> _Set task_
Make a tally of the lines in the records that include the string "axis", and give only that number.

> _Entries provided_
·····
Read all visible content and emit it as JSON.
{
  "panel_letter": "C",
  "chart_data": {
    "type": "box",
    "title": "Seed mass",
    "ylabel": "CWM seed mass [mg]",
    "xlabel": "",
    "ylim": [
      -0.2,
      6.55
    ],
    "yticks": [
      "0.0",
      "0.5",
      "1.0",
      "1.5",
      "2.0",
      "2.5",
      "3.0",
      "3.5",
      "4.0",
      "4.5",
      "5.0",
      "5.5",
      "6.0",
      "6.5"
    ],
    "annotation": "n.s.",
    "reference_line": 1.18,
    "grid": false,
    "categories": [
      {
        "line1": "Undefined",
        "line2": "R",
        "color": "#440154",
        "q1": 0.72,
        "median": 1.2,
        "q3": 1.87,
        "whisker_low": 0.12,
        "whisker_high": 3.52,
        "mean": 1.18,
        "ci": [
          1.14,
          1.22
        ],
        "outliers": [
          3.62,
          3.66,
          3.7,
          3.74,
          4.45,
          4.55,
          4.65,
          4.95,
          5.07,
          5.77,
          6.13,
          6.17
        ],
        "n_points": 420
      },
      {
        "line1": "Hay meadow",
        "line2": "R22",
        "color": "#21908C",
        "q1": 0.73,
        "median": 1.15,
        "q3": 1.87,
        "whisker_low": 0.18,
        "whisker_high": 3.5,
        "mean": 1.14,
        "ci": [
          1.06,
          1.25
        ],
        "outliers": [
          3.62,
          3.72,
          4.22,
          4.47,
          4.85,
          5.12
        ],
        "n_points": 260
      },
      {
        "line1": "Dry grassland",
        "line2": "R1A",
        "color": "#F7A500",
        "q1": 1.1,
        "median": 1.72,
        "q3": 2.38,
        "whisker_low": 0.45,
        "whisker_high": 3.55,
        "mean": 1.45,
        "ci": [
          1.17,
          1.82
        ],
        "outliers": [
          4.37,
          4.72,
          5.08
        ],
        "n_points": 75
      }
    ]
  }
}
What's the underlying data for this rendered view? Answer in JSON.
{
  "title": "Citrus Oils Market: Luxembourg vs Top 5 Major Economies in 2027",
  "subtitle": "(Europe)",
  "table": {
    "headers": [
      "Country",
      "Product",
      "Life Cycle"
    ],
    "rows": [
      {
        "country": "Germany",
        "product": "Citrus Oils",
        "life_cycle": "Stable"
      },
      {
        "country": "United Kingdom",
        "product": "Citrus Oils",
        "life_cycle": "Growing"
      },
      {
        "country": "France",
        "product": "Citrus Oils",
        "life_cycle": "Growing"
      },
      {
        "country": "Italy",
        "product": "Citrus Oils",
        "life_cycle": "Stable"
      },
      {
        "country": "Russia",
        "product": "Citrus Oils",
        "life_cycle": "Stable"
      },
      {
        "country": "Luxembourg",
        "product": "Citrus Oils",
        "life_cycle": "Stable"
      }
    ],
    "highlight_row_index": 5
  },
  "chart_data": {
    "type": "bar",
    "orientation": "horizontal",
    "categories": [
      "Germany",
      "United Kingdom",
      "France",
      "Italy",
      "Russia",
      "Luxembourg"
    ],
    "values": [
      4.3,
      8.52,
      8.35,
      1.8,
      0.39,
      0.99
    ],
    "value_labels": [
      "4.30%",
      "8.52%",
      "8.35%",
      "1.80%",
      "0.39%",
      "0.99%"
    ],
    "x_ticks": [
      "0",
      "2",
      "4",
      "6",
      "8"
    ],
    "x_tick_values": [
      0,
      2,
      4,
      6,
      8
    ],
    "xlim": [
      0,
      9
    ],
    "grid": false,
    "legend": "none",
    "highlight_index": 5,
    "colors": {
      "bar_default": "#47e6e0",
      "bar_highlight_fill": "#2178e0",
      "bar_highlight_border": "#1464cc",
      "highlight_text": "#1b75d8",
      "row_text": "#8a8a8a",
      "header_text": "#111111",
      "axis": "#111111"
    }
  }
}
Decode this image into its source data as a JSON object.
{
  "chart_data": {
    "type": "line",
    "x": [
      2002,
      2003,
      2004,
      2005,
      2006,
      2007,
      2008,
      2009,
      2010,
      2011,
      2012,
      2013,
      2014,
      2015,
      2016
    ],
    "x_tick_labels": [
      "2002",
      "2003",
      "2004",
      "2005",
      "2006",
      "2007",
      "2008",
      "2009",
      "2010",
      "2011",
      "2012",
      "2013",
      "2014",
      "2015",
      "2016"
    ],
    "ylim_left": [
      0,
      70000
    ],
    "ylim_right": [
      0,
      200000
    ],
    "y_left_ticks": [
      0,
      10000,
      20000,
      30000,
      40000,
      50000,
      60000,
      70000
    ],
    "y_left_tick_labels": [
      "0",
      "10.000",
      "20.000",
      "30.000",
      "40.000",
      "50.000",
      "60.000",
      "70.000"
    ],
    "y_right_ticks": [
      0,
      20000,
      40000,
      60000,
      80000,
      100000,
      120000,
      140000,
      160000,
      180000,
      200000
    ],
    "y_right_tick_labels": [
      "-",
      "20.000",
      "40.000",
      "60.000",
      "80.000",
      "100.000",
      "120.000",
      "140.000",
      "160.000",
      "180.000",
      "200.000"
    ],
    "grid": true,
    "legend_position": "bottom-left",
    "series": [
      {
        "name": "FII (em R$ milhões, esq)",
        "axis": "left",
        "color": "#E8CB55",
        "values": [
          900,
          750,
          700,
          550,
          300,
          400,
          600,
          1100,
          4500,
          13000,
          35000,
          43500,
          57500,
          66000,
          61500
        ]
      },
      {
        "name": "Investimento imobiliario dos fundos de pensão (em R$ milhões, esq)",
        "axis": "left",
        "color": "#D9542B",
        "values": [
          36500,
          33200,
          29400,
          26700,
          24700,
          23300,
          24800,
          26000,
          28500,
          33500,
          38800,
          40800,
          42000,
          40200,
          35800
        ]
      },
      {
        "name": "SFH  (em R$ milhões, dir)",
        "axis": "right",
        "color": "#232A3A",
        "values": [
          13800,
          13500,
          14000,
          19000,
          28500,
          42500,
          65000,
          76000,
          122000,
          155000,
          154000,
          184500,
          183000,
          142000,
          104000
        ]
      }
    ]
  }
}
·····
> _Complete output_
4